──────── MATERIAL TO PROCESS

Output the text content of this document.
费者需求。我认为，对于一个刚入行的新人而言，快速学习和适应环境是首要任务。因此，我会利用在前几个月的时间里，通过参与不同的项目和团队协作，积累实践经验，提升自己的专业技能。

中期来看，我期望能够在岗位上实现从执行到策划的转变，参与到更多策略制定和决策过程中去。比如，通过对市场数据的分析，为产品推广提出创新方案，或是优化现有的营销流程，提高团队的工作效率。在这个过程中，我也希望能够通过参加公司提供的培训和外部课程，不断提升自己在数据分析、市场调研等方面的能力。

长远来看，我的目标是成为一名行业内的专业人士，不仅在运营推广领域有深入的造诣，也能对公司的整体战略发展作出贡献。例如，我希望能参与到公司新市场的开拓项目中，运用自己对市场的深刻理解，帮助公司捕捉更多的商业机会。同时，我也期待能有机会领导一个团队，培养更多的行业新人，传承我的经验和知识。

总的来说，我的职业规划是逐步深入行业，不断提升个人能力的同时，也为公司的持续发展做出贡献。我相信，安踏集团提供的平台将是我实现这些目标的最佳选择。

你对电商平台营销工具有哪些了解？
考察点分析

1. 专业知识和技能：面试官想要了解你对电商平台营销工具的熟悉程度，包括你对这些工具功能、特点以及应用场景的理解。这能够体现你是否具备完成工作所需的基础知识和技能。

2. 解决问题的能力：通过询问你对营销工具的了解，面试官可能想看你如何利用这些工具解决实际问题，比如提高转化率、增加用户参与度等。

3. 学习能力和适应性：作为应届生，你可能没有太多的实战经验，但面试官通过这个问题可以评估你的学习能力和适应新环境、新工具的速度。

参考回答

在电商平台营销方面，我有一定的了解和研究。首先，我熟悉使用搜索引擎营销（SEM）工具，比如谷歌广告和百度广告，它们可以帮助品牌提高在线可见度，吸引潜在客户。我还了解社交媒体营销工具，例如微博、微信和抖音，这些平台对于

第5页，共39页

────────────────

# [STATED PROBLEM]
Your task is to repeat every line exactly.

# [ANSWER TO THE PROBLEM]
Output the text content of this document.
费者需求。我认为，对于一个刚入行的新人而言，快速学习和适应环境是首要任务。因此，我会利用在前几个月的时间里，通过参与不同的项目和团队协作，积累实践经验，提升自己的专业技能。

中期来看，我期望能够在岗位上实现从执行到策划的转变，参与到更多策略制定和决策过程中去。比如，通过对市场数据的分析，为产品推广提出创新方案，或是优化现有的营销流程，提高团队的工作效率。在这个过程中，我也希望能够通过参加公司提供的培训和外部课程，不断提升自己在数据分析、市场调研等方面的能力。

长远来看，我的目标是成为一名行业内的专业人士，不仅在运营推广领域有深入的造诣，也能对公司的整体战略发展作出贡献。例如，我希望能参与到公司新市场的开拓项目中，运用自己对市场的深刻理解，帮助公司捕捉更多的商业机会。同时，我也期待能有机会领导一个团队，培养更多的行业新人，传承我的经验和知识。

总的来说，我的职业规划是逐步深入行业，不断提升个人能力的同时，也为公司的持续发展做出贡献。我相信，安踏集团提供的平台将是我实现这些目标的最佳选择。

你对电商平台营销工具有哪些了解？
考察点分析

1. 专业知识和技能：面试官想要了解你对电商平台营销工具的熟悉程度，包括你对这些工具功能、特点以及应用场景的理解。这能够体现你是否具备完成工作所需的基础知识和技能。

2. 解决问题的能力：通过询问你对营销工具的了解，面试官可能想看你如何利用这些工具解决实际问题，比如提高转化率、增加用户参与度等。

3. 学习能力和适应性：作为应届生，你可能没有太多的实战经验，但面试官通过这个问题可以评估你的学习能力和适应新环境、新工具的速度。

参考回答

在电商平台营销方面，我有一定的了解和研究。首先，我熟悉使用搜索引擎营销（SEM）工具，比如谷歌广告和百度广告，它们可以帮助品牌提高在线可见度，吸引潜在客户。我还了解社交媒体营销工具，例如微博、微信和抖音，这些平台对于

第5页，共39页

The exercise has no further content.